(Collected data entries)
"""

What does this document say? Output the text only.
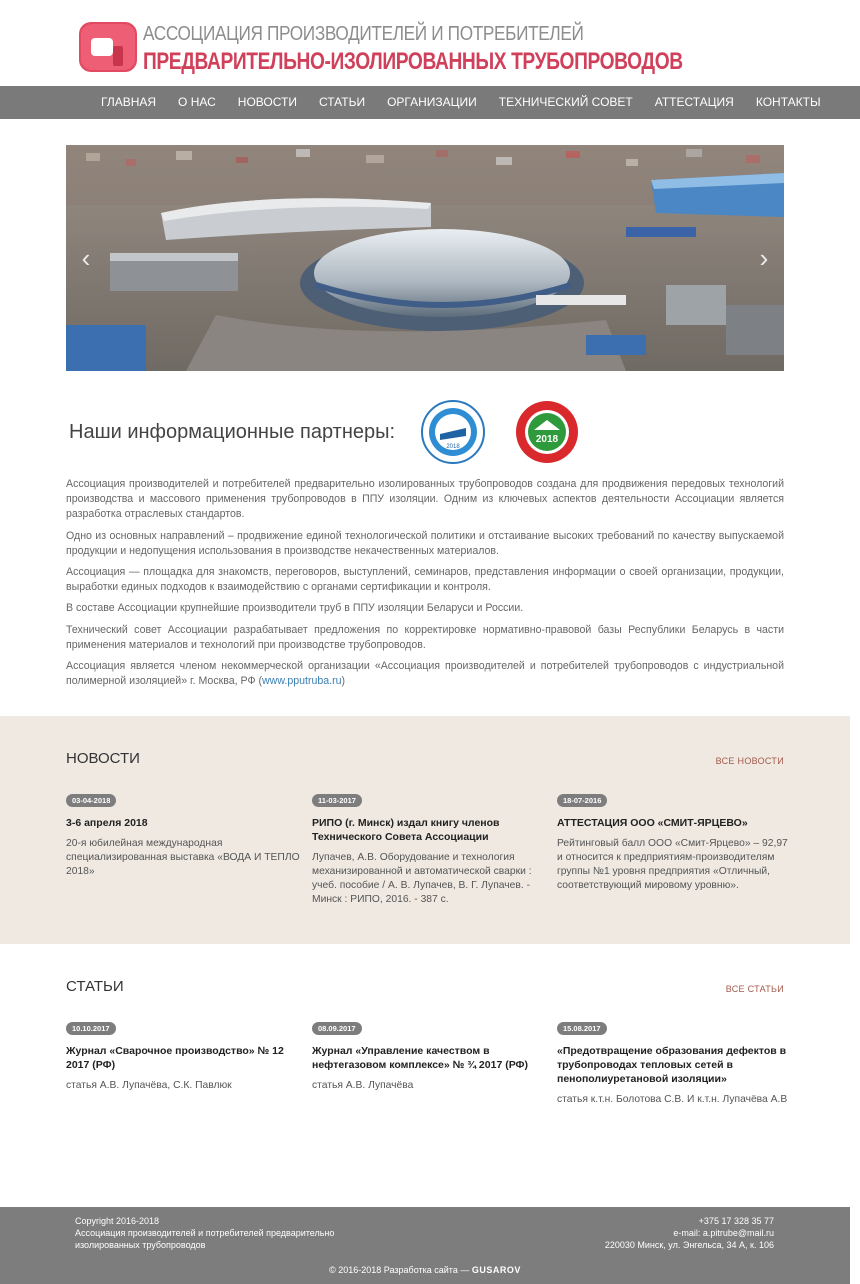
АССОЦИАЦИЯ ПРОИЗВОДИТЕЛЕЙ И ПОТРЕБИТЕЛЕЙ
ПРЕДВАРИТЕЛЬНО-ИЗОЛИРОВАННЫХ ТРУБОПРОВОДОВ
ГЛАВНАЯ	О НАС	НОВОСТИ	СТАТЬИ	ОРГАНИЗАЦИИ	ТЕХНИЧЕСКИЙ СОВЕТ	АТТЕСТАЦИЯ	КОНТАКТЫ
‹	›
Наши информационные партнеры:
2018
2018

Ассоциация производителей и потребителей предварительно изолированных трубопроводов создана для продвижения передовых технологий производства и массового применения трубопроводов в ППУ изоляции. Одним из ключевых аспектов деятельности Ассоциации является разработка отраслевых стандартов.

Одно из основных направлений – продвижение единой технологической политики и отстаивание высоких требований по качеству выпускаемой продукции и недопущения использования в производстве некачественных материалов.

Ассоциация — площадка для знакомств, переговоров, выступлений, семинаров, представления информации о своей организации, продукции, выработки единых подходов к взаимодействию с органами сертификации и контроля.

В составе Ассоциации крупнейшие производители труб в ППУ изоляции Беларуси и России.

Технический совет Ассоциации разрабатывает предложения по корректировке нормативно-правовой базы Республики Беларусь в части применения материалов и технологий при производстве трубопроводов.

Ассоциация является членом некоммерческой организации «Ассоциация производителей и потребителей трубопроводов с индустриальной полимерной изоляцией» г. Москва, РФ (www.pputruba.ru)

НОВОСТИ	ВСЕ НОВОСТИ
03-04-2018
3-6 апреля 2018
20-я юбилейная международная специализированная выставка «ВОДА И ТЕПЛО 2018»
11-03-2017
РИПО (г. Минск) издал книгу членов Технического Совета Ассоциации
Лупачев, А.В. Оборудование и технология механизированной и автоматической сварки : учеб. пособие / А. В. Лупачев, В. Г. Лупачев. - Минск : РИПО, 2016. - 387 с.
18-07-2016
АТТЕСТАЦИЯ ООО «СМИТ-ЯРЦЕВО»
Рейтинговый балл ООО «Смит-Ярцево» – 92,97 и относится к предприятиям-производителям группы №1 уровня предприятия «Отличный, соответствующий мировому уровню».
СТАТЬИ	ВСЕ СТАТЬИ
10.10.2017
Журнал «Сварочное производство» № 12 2017 (РФ)
статья А.В. Лупачёва, С.К. Павлюк
08.09.2017
Журнал «Управление качеством в нефтегазовом комплексе» № ¾ 2017 (РФ)
статья А.В. Лупачёва
15.08.2017
«Предотвращение образования дефектов в трубопроводах тепловых сетей в пенополиуретановой изоляции»
статья к.т.н. Болотова С.В. И к.т.н. Лупачёва А.В
Copyright 2016-2018
Ассоциация производителей и потребителей предварительно изолированных трубопроводов
+375 17 328 35 77
e-mail: a.pitrube@mail.ru
220030 Минск, ул. Энгельса, 34 А, к. 106
© 2016-2018 Разработка сайта — GUSAROV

"""

- [EXERCISE INSTRUCTIONS] Would you mind returning each entry above word for word, skipping the images?

- [EXERCISE RESULT]
What does this document say? Output the text only.
АССОЦИАЦИЯ ПРОИЗВОДИТЕЛЕЙ И ПОТРЕБИТЕЛЕЙ
ПРЕДВАРИТЕЛЬНО-ИЗОЛИРОВАННЫХ ТРУБОПРОВОДОВ
ГЛАВНАЯ	О НАС	НОВОСТИ	СТАТЬИ	ОРГАНИЗАЦИИ	ТЕХНИЧЕСКИЙ СОВЕТ	АТТЕСТАЦИЯ	КОНТАКТЫ
‹	›
Наши информационные партнеры:
2018
2018

Ассоциация производителей и потребителей предварительно изолированных трубопроводов создана для продвижения передовых технологий производства и массового применения трубопроводов в ППУ изоляции. Одним из ключевых аспектов деятельности Ассоциации является разработка отраслевых стандартов.

Одно из основных направлений – продвижение единой технологической политики и отстаивание высоких требований по качеству выпускаемой продукции и недопущения использования в производстве некачественных материалов.

Ассоциация — площадка для знакомств, переговоров, выступлений, семинаров, представления информации о своей организации, продукции, выработки единых подходов к взаимодействию с органами сертификации и контроля.

В составе Ассоциации крупнейшие производители труб в ППУ изоляции Беларуси и России.

Технический совет Ассоциации разрабатывает предложения по корректировке нормативно-правовой базы Республики Беларусь в части применения материалов и технологий при производстве трубопроводов.

Ассоциация является членом некоммерческой организации «Ассоциация производителей и потребителей трубопроводов с индустриальной полимерной изоляцией» г. Москва, РФ (www.pputruba.ru)

НОВОСТИ	ВСЕ НОВОСТИ
03-04-2018
3-6 апреля 2018
20-я юбилейная международная специализированная выставка «ВОДА И ТЕПЛО 2018»
11-03-2017
РИПО (г. Минск) издал книгу членов Технического Совета Ассоциации
Лупачев, А.В. Оборудование и технология механизированной и автоматической сварки : учеб. пособие / А. В. Лупачев, В. Г. Лупачев. - Минск : РИПО, 2016. - 387 с.
18-07-2016
АТТЕСТАЦИЯ ООО «СМИТ-ЯРЦЕВО»
Рейтинговый балл ООО «Смит-Ярцево» – 92,97 и относится к предприятиям-производителям группы №1 уровня предприятия «Отличный, соответствующий мировому уровню».
СТАТЬИ	ВСЕ СТАТЬИ
10.10.2017
Журнал «Сварочное производство» № 12 2017 (РФ)
статья А.В. Лупачёва, С.К. Павлюк
08.09.2017
Журнал «Управление качеством в нефтегазовом комплексе» № ¾ 2017 (РФ)
статья А.В. Лупачёва
15.08.2017
«Предотвращение образования дефектов в трубопроводах тепловых сетей в пенополиуретановой изоляции»
статья к.т.н. Болотова С.В. И к.т.н. Лупачёва А.В
Copyright 2016-2018
Ассоциация производителей и потребителей предварительно изолированных трубопроводов
+375 17 328 35 77
e-mail: a.pitrube@mail.ru
220030 Минск, ул. Энгельса, 34 А, к. 106
© 2016-2018 Разработка сайта — GUSAROV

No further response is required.